Objective ▸ Gather each line of the entries below that includes "como".

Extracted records
****************

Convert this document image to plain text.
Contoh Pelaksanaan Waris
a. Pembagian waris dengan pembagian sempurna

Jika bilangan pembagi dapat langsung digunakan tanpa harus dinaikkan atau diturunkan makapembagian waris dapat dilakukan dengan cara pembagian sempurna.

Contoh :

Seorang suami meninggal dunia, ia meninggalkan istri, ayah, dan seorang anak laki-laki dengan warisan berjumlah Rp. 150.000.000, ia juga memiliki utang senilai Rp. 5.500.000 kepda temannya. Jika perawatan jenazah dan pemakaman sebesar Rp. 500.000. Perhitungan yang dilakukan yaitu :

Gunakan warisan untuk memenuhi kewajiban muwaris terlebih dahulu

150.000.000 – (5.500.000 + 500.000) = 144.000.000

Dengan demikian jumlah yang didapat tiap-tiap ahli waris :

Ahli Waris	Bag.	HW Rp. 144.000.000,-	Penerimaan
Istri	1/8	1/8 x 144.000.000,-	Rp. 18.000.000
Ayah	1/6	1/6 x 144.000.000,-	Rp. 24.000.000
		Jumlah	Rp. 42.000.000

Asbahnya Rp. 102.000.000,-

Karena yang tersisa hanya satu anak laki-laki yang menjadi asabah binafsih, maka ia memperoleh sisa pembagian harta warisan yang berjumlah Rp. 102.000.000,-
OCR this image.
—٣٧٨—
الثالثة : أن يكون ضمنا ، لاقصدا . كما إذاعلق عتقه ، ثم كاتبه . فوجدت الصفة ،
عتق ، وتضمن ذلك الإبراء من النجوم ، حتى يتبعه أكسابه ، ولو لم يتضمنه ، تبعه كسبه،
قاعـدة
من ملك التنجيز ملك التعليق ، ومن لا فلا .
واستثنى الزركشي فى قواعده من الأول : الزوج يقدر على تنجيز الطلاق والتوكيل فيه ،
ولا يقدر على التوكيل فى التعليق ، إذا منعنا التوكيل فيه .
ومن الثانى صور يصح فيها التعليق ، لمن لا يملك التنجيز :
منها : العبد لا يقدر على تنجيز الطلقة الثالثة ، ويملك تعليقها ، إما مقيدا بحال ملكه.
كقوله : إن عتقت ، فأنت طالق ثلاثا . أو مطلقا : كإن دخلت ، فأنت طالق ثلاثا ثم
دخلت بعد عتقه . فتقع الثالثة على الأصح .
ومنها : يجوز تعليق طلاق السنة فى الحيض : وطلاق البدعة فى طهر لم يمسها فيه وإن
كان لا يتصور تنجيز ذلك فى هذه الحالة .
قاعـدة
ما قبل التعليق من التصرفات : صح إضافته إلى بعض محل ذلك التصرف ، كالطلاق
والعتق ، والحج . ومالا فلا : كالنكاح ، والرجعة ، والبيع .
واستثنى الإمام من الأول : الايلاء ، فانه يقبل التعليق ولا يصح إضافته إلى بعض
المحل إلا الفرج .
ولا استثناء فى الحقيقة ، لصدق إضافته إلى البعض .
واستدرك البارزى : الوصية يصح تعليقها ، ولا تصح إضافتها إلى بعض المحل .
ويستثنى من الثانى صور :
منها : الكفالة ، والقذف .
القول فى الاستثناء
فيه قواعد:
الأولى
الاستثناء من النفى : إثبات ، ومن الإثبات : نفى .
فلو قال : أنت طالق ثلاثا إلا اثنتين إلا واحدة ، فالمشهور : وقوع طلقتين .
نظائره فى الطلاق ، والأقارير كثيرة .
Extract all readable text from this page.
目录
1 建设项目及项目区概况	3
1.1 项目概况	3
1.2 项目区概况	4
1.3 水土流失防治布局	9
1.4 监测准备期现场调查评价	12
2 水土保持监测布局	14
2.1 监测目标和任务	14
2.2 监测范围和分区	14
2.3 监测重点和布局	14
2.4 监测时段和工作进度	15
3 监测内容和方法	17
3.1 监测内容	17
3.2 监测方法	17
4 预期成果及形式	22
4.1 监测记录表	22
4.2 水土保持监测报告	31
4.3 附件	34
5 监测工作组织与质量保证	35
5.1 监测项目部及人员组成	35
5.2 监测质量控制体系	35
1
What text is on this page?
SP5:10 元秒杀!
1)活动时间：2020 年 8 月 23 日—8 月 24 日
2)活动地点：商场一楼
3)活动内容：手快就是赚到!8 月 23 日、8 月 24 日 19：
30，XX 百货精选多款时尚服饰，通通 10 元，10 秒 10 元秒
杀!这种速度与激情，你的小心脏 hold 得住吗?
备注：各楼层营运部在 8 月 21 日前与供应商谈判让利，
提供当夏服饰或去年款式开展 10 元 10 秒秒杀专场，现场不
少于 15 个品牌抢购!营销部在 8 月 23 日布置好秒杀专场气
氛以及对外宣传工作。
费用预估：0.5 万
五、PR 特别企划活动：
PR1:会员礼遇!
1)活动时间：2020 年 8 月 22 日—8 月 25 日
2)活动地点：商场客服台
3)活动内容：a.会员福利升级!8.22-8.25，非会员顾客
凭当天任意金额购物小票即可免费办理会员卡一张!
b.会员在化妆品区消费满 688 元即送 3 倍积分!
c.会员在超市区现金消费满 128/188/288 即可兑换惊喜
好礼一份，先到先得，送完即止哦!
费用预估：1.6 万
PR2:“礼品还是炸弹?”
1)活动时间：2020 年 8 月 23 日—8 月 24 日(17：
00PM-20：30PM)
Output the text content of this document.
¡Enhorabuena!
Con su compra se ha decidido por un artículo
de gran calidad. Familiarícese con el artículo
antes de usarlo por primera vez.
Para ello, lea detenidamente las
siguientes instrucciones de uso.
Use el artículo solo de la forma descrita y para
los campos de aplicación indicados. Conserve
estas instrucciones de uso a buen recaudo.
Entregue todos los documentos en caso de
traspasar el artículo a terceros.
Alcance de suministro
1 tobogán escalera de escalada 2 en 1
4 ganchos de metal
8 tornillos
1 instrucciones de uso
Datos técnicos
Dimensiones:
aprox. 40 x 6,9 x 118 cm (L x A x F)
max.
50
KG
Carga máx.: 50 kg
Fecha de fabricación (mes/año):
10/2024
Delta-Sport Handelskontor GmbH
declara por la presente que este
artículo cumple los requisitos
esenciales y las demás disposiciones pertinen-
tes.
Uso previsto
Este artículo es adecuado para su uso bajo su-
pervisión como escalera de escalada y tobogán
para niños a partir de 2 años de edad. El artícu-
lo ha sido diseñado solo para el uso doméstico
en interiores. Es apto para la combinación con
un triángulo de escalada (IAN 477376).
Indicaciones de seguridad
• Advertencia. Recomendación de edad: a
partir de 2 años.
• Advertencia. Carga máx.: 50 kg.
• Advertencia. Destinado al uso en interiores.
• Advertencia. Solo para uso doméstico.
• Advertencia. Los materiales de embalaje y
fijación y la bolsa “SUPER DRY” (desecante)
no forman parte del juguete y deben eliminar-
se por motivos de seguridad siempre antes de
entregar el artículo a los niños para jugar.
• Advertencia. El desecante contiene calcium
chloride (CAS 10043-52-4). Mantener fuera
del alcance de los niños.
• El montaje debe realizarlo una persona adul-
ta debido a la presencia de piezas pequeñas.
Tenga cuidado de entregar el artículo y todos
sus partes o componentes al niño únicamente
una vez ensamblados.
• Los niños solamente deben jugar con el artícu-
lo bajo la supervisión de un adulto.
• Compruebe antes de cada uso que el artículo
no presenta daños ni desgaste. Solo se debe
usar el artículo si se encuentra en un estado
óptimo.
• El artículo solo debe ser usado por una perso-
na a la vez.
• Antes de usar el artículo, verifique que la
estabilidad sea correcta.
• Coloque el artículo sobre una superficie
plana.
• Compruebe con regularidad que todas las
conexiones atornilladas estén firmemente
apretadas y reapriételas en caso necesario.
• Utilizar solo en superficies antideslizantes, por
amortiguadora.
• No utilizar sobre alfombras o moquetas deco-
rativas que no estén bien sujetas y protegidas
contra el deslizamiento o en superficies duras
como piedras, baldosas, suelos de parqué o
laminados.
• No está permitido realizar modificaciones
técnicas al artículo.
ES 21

****************

Complete answer ▸
pervisión como escalera de escalada y tobogán
como piedras, baldosas, suelos de parqué o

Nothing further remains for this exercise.